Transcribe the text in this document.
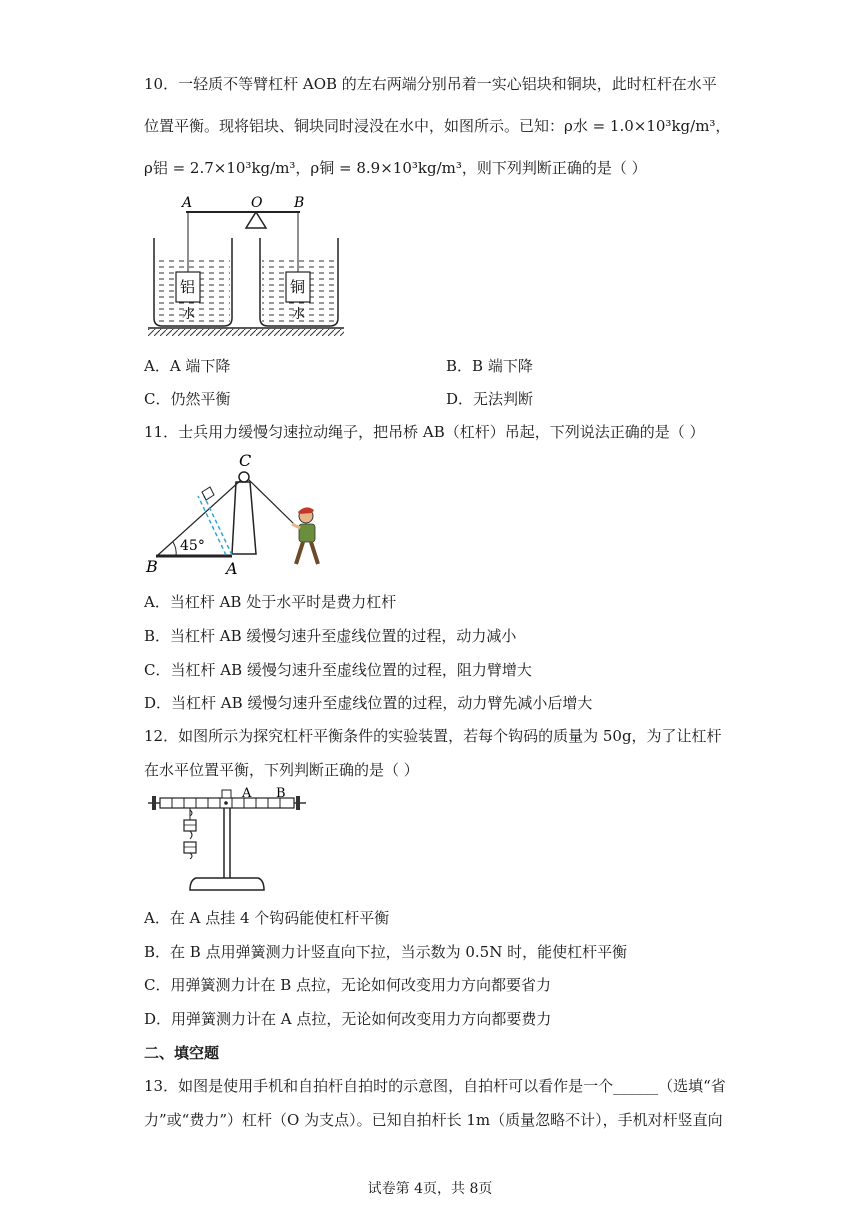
10．一轻质不等臂杠杆 AOB 的左右两端分别吊着一实心铝块和铜块，此时杠杆在水平
位置平衡。现将铝块、铜块同时浸没在水中，如图所示。已知：ρ水 = 1.0×10³kg/m³，
ρ铝 = 2.7×10³kg/m³，ρ铜 = 8.9×10³kg/m³，则下列判断正确的是（ ）
A	O B
铝	铜
水	水
A．A 端下降	B．B 端下降
C．仍然平衡	D．无法判断
11．士兵用力缓慢匀速拉动绳子，把吊桥 AB（杠杆）吊起，下列说法正确的是（ ）
C
B	A
45°
A．当杠杆 AB 处于水平时是费力杠杆
B．当杠杆 AB 缓慢匀速升至虚线位置的过程，动力减小
C．当杠杆 AB 缓慢匀速升至虚线位置的过程，阻力臂增大
D．当杠杆 AB 缓慢匀速升至虚线位置的过程，动力臂先减小后增大
12．如图所示为探究杠杆平衡条件的实验装置，若每个钩码的质量为 50g，为了让杠杆
在水平位置平衡，下列判断正确的是（ ）
A B
A．在 A 点挂 4 个钩码能使杠杆平衡
B．在 B 点用弹簧测力计竖直向下拉，当示数为 0.5N 时，能使杠杆平衡
C．用弹簧测力计在 B 点拉，无论如何改变用力方向都要省力
D．用弹簧测力计在 A 点拉，无论如何改变用力方向都要费力
二、填空题
13．如图是使用手机和自拍杆自拍时的示意图，自拍杆可以看作是一个______（选填“省
力”或“费力”）杠杆（O 为支点）。已知自拍杆长 1m（质量忽略不计），手机对杆竖直向
试卷第 4页，共 8页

-.-.-

__Challenge__:
Without including the pictures, reproduce all entries exactly.

__Written response__:
Transcribe the text in this document.
10．一轻质不等臂杠杆 AOB 的左右两端分别吊着一实心铝块和铜块，此时杠杆在水平
位置平衡。现将铝块、铜块同时浸没在水中，如图所示。已知：ρ水 = 1.0×10³kg/m³，
ρ铝 = 2.7×10³kg/m³，ρ铜 = 8.9×10³kg/m³，则下列判断正确的是（ ）
A	O B
铝	铜
水	水
A．A 端下降	B．B 端下降
C．仍然平衡	D．无法判断
11．士兵用力缓慢匀速拉动绳子，把吊桥 AB（杠杆）吊起，下列说法正确的是（ ）
C
B	A
45°
A．当杠杆 AB 处于水平时是费力杠杆
B．当杠杆 AB 缓慢匀速升至虚线位置的过程，动力减小
C．当杠杆 AB 缓慢匀速升至虚线位置的过程，阻力臂增大
D．当杠杆 AB 缓慢匀速升至虚线位置的过程，动力臂先减小后增大
12．如图所示为探究杠杆平衡条件的实验装置，若每个钩码的质量为 50g，为了让杠杆
在水平位置平衡，下列判断正确的是（ ）
A B
A．在 A 点挂 4 个钩码能使杠杆平衡
B．在 B 点用弹簧测力计竖直向下拉，当示数为 0.5N 时，能使杠杆平衡
C．用弹簧测力计在 B 点拉，无论如何改变用力方向都要省力
D．用弹簧测力计在 A 点拉，无论如何改变用力方向都要费力
二、填空题
13．如图是使用手机和自拍杆自拍时的示意图，自拍杆可以看作是一个______（选填“省
力”或“费力”）杠杆（O 为支点）。已知自拍杆长 1m（质量忽略不计），手机对杆竖直向
试卷第 4页，共 8页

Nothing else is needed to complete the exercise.